▶ **Exercise objective**
Exact reproduction is required for all entries.
-- start of Provided data --
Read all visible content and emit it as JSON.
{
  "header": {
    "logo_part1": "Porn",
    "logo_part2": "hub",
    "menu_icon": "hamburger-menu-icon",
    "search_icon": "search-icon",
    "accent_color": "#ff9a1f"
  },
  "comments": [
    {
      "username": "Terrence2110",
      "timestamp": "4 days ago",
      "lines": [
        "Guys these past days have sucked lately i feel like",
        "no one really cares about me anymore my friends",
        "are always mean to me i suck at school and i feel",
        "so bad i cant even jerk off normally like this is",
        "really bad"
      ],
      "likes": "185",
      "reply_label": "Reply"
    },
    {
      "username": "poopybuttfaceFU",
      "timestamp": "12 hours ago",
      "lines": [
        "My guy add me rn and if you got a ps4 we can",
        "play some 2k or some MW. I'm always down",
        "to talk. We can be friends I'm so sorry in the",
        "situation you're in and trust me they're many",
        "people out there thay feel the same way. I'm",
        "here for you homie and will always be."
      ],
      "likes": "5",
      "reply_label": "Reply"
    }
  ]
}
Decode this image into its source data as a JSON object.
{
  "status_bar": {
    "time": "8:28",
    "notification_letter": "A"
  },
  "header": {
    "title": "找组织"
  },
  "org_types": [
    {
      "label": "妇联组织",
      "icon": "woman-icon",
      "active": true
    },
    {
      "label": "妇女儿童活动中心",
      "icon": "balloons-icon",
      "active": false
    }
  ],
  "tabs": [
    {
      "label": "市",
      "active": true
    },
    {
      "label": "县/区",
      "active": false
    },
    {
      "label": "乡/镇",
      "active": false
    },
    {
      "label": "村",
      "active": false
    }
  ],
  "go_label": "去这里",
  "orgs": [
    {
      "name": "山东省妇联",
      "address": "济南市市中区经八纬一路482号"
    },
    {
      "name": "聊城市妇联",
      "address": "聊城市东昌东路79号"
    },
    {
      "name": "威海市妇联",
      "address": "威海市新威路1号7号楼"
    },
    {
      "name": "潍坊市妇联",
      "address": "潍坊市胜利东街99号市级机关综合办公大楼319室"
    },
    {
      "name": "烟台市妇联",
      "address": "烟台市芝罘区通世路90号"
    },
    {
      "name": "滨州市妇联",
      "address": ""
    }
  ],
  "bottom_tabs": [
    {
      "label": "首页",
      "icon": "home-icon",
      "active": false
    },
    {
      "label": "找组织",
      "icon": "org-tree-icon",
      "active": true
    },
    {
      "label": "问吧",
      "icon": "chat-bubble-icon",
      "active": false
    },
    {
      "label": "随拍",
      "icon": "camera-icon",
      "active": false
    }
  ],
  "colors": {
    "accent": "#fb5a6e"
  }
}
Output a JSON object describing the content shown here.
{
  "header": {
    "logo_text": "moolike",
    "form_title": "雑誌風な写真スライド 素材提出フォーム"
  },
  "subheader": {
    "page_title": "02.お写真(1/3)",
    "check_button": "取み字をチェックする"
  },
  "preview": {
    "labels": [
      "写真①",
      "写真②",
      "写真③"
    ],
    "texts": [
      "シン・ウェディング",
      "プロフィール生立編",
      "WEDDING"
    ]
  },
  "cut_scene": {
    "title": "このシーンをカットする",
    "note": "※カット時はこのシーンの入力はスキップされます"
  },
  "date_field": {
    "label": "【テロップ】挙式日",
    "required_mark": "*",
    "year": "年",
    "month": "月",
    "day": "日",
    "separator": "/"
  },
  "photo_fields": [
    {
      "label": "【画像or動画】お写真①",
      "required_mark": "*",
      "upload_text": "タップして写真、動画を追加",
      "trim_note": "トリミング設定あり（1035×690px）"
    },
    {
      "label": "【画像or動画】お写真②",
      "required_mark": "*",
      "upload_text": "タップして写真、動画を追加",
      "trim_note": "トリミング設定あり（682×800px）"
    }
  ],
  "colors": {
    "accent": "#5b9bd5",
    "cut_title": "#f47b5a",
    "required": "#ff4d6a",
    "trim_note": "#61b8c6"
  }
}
-- end of Provided data --
▶ **Exercise response**
Read all visible content and emit it as JSON.
{
  "header": {
    "logo_part1": "Porn",
    "logo_part2": "hub",
    "menu_icon": "hamburger-menu-icon",
    "search_icon": "search-icon",
    "accent_color": "#ff9a1f"
  },
  "comments": [
    {
      "username": "Terrence2110",
      "timestamp": "4 days ago",
      "lines": [
        "Guys these past days have sucked lately i feel like",
        "no one really cares about me anymore my friends",
        "are always mean to me i suck at school and i feel",
        "so bad i cant even jerk off normally like this is",
        "really bad"
      ],
      "likes": "185",
      "reply_label": "Reply"
    },
    {
      "username": "poopybuttfaceFU",
      "timestamp": "12 hours ago",
      "lines": [
        "My guy add me rn and if you got a ps4 we can",
        "play some 2k or some MW. I'm always down",
        "to talk. We can be friends I'm so sorry in the",
        "situation you're in and trust me they're many",
        "people out there thay feel the same way. I'm",
        "here for you homie and will always be."
      ],
      "likes": "5",
      "reply_label": "Reply"
    }
  ]
}
Decode this image into its source data as a JSON object.
{
  "status_bar": {
    "time": "8:28",
    "notification_letter": "A"
  },
  "header": {
    "title": "找组织"
  },
  "org_types": [
    {
      "label": "妇联组织",
      "icon": "woman-icon",
      "active": true
    },
    {
      "label": "妇女儿童活动中心",
      "icon": "balloons-icon",
      "active": false
    }
  ],
  "tabs": [
    {
      "label": "市",
      "active": true
    },
    {
      "label": "县/区",
      "active": false
    },
    {
      "label": "乡/镇",
      "active": false
    },
    {
      "label": "村",
      "active": false
    }
  ],
  "go_label": "去这里",
  "orgs": [
    {
      "name": "山东省妇联",
      "address": "济南市市中区经八纬一路482号"
    },
    {
      "name": "聊城市妇联",
      "address": "聊城市东昌东路79号"
    },
    {
      "name": "威海市妇联",
      "address": "威海市新威路1号7号楼"
    },
    {
      "name": "潍坊市妇联",
      "address": "潍坊市胜利东街99号市级机关综合办公大楼319室"
    },
    {
      "name": "烟台市妇联",
      "address": "烟台市芝罘区通世路90号"
    },
    {
      "name": "滨州市妇联",
      "address": ""
    }
  ],
  "bottom_tabs": [
    {
      "label": "首页",
      "icon": "home-icon",
      "active": false
    },
    {
      "label": "找组织",
      "icon": "org-tree-icon",
      "active": true
    },
    {
      "label": "问吧",
      "icon": "chat-bubble-icon",
      "active": false
    },
    {
      "label": "随拍",
      "icon": "camera-icon",
      "active": false
    }
  ],
  "colors": {
    "accent": "#fb5a6e"
  }
}
Output a JSON object describing the content shown here.
{
  "header": {
    "logo_text": "moolike",
    "form_title": "雑誌風な写真スライド 素材提出フォーム"
  },
  "subheader": {
    "page_title": "02.お写真(1/3)",
    "check_button": "取み字をチェックする"
  },
  "preview": {
    "labels": [
      "写真①",
      "写真②",
      "写真③"
    ],
    "texts": [
      "シン・ウェディング",
      "プロフィール生立編",
      "WEDDING"
    ]
  },
  "cut_scene": {
    "title": "このシーンをカットする",
    "note": "※カット時はこのシーンの入力はスキップされます"
  },
  "date_field": {
    "label": "【テロップ】挙式日",
    "required_mark": "*",
    "year": "年",
    "month": "月",
    "day": "日",
    "separator": "/"
  },
  "photo_fields": [
    {
      "label": "【画像or動画】お写真①",
      "required_mark": "*",
      "upload_text": "タップして写真、動画を追加",
      "trim_note": "トリミング設定あり（1035×690px）"
    },
    {
      "label": "【画像or動画】お写真②",
      "required_mark": "*",
      "upload_text": "タップして写真、動画を追加",
      "trim_note": "トリミング設定あり（682×800px）"
    }
  ],
  "colors": {
    "accent": "#5b9bd5",
    "cut_title": "#f47b5a",
    "required": "#ff4d6a",
    "trim_note": "#61b8c6"
  }
}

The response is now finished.